▸ **EXERCISE DATA**
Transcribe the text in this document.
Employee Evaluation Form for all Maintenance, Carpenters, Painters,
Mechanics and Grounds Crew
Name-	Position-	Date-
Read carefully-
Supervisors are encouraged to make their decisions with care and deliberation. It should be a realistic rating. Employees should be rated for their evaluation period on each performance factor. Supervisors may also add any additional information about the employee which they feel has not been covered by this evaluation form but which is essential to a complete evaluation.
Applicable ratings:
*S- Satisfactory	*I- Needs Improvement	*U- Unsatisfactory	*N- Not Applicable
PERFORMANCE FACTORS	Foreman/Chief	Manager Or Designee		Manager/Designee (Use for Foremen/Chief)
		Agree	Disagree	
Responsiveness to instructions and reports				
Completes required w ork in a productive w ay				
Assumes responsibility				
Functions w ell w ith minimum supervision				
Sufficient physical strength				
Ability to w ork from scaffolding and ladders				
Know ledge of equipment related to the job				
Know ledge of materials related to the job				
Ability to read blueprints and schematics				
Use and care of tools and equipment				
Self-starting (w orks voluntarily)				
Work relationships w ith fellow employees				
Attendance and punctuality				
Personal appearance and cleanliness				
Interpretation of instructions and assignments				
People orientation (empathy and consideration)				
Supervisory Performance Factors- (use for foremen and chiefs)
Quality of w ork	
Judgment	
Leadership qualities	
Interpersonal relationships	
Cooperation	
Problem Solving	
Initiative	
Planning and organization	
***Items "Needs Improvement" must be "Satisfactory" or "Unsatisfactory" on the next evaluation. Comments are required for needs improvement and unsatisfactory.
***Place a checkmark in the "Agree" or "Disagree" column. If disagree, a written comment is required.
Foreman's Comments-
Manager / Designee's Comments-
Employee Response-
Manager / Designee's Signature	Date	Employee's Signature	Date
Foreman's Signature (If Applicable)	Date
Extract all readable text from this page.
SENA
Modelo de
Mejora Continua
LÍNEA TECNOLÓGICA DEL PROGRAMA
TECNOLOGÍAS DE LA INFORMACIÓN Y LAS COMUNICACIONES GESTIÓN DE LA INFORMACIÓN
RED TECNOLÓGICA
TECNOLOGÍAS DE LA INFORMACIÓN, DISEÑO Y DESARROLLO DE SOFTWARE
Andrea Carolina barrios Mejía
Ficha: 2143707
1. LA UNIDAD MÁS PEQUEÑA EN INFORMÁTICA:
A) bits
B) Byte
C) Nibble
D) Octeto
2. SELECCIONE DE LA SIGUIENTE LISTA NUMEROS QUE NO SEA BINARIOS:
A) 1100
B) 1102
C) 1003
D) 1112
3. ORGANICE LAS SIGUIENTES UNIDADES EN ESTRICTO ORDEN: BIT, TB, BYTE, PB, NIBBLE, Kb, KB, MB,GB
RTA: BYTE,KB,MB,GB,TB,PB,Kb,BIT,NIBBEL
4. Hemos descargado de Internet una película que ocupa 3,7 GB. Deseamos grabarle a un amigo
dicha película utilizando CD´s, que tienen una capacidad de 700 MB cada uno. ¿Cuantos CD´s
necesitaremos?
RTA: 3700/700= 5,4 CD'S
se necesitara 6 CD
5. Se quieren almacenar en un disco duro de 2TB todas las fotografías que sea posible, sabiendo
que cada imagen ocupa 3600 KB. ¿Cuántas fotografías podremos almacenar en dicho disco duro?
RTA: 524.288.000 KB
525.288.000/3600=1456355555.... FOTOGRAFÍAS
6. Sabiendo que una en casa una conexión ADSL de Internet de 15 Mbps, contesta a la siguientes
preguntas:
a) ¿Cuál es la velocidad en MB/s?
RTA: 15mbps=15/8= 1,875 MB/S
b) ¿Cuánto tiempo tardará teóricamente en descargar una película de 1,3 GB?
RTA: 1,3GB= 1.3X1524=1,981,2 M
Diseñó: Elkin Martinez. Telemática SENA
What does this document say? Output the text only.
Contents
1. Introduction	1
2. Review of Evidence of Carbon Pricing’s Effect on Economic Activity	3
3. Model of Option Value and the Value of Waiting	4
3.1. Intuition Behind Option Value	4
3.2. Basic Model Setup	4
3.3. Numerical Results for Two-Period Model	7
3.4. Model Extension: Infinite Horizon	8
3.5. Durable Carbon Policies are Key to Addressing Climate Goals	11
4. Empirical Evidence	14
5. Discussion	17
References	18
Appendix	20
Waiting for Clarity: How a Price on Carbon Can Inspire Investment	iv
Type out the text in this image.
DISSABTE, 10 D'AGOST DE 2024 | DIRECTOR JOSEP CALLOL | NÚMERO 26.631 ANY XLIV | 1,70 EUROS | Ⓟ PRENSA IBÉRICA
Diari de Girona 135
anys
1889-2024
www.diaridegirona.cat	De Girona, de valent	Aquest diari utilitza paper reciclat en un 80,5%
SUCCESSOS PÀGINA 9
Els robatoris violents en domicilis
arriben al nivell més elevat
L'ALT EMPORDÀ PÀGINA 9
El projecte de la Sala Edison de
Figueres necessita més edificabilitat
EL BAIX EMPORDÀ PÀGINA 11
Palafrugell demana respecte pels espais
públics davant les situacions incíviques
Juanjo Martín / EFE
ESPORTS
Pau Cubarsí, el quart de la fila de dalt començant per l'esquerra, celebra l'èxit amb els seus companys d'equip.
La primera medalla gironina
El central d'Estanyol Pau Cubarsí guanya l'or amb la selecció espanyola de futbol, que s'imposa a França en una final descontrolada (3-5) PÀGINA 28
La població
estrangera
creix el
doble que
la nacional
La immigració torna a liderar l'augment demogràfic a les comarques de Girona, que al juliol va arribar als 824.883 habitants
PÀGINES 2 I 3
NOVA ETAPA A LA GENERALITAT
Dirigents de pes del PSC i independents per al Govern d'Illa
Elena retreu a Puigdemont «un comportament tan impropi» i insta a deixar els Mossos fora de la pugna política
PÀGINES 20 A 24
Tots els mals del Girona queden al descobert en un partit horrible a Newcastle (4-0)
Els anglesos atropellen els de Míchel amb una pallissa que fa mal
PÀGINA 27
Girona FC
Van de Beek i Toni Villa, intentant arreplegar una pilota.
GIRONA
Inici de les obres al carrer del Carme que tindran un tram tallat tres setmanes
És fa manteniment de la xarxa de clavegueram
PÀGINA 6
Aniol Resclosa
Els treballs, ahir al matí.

▸ **TASK REQUIREMENTS**
Copy out every line of the listing that contains the string "Internet".

▸ **WRITTEN RESPONSE**
4. Hemos descargado de Internet una película que ocupa 3,7 GB. Deseamos grabarle a un amigo
6. Sabiendo que una en casa una conexión ADSL de Internet de 15 Mbps, contesta a la siguientes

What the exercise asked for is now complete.